_Supplied information_
####
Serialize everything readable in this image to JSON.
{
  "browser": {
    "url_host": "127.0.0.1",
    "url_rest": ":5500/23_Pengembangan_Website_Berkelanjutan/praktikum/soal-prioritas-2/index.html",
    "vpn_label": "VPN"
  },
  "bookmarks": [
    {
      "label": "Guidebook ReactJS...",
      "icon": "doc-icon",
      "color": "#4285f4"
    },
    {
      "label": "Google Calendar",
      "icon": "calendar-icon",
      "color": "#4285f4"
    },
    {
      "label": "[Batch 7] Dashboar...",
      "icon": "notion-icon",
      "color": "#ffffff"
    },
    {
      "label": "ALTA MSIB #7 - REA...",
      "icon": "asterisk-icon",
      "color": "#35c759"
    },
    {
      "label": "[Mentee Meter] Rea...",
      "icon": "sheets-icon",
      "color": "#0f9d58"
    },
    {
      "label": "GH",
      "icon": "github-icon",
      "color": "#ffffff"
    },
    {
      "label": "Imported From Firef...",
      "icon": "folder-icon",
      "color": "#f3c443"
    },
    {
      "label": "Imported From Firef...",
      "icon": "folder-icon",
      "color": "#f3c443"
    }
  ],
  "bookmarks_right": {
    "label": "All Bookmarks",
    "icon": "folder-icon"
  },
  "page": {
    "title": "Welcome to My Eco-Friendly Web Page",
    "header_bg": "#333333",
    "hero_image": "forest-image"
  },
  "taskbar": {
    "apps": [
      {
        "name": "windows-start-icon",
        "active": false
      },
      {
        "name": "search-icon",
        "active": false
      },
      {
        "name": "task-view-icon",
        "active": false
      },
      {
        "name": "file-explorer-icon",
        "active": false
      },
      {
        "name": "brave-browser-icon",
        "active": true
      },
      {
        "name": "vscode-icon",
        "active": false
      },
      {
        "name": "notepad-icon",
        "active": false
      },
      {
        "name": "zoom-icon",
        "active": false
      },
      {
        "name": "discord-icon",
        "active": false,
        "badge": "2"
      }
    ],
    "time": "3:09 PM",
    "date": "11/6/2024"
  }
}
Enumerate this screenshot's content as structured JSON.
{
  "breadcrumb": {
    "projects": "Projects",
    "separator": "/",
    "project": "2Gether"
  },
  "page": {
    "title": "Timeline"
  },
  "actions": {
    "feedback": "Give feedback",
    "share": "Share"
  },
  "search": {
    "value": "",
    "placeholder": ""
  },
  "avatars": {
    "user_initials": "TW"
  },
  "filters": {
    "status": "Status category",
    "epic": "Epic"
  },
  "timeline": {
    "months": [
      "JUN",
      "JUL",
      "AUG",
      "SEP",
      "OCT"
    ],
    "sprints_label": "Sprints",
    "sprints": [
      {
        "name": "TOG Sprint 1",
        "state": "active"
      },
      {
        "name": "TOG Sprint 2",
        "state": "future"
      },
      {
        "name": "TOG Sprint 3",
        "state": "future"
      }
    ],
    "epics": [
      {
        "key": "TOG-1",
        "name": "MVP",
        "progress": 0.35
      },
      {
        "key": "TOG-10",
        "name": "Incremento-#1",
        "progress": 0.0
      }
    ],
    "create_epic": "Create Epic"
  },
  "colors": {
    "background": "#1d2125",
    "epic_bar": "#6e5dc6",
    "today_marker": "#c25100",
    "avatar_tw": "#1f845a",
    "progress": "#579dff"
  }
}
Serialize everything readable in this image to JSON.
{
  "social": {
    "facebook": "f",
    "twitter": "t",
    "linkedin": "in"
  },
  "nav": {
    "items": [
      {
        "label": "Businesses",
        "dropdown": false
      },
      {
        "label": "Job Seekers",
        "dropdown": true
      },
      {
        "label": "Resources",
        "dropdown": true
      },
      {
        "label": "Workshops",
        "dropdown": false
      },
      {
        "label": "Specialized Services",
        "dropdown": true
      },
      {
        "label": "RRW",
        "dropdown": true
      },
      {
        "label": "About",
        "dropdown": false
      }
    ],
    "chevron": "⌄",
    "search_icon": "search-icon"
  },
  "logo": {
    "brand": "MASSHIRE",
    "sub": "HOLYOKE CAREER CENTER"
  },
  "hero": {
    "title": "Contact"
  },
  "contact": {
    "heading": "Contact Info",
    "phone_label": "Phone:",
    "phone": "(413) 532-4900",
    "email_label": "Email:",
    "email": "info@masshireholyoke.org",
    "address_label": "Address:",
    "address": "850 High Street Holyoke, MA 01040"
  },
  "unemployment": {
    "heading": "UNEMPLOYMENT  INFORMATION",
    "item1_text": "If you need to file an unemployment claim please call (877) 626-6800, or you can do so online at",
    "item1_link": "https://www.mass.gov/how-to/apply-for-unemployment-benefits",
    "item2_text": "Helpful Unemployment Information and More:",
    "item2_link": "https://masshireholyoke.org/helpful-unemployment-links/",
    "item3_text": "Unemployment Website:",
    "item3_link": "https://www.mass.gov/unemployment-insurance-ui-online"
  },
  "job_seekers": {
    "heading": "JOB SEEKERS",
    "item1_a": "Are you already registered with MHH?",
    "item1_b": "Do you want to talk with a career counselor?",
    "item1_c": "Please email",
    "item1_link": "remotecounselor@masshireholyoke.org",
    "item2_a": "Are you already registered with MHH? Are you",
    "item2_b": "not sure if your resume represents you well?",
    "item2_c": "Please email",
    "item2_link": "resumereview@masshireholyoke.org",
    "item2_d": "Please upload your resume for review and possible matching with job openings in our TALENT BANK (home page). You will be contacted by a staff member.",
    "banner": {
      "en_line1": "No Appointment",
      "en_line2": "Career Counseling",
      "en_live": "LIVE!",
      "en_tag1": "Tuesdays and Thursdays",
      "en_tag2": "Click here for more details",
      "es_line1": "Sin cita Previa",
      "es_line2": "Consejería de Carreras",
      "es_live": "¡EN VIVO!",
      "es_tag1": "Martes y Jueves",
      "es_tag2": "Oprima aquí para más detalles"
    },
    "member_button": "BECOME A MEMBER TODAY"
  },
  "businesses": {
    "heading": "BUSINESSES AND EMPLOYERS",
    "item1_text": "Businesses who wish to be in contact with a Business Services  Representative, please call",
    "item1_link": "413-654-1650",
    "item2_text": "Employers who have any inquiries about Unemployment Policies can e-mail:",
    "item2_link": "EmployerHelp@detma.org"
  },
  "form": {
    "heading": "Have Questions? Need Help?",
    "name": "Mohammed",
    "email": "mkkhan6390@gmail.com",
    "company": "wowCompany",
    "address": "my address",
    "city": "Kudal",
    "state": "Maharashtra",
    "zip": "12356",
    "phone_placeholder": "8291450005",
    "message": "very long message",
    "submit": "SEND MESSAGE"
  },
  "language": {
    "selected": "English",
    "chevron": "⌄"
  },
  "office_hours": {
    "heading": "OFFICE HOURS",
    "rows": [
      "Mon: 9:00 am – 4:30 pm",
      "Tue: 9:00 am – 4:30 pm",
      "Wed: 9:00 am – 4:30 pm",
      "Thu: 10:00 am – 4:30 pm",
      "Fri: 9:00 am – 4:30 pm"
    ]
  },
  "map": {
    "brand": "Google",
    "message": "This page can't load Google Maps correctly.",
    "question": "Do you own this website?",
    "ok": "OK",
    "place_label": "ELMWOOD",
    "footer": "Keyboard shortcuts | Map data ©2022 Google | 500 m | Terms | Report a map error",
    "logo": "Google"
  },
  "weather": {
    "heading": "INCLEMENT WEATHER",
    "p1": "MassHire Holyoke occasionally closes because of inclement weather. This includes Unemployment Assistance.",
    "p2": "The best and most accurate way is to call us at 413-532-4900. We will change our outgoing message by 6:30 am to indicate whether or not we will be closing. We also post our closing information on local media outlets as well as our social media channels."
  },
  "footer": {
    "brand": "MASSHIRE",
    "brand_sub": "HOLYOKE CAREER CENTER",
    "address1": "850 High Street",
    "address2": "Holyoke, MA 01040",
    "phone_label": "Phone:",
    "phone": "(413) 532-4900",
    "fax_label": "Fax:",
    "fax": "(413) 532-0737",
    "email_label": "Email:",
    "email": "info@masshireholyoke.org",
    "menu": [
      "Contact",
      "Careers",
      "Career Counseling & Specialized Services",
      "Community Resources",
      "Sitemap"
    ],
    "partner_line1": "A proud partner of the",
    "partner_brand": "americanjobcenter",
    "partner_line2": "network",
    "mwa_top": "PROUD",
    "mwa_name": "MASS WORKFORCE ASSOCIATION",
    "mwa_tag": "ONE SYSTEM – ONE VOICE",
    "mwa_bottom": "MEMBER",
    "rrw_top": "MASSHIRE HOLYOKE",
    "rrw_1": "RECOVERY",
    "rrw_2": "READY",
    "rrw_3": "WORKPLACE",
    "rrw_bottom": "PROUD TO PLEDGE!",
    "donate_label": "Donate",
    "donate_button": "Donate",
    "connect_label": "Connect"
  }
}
####
_Stated task_
Pick out all lines containing the string "Google".

_Result of the task_
      "label": "Google Calendar",
    "brand": "Google",
    "message": "This page can't load Google Maps correctly.",
    "footer": "Keyboard shortcuts | Map data ©2022 Google | 500 m | Terms | Report a map error",
    "logo": "Google"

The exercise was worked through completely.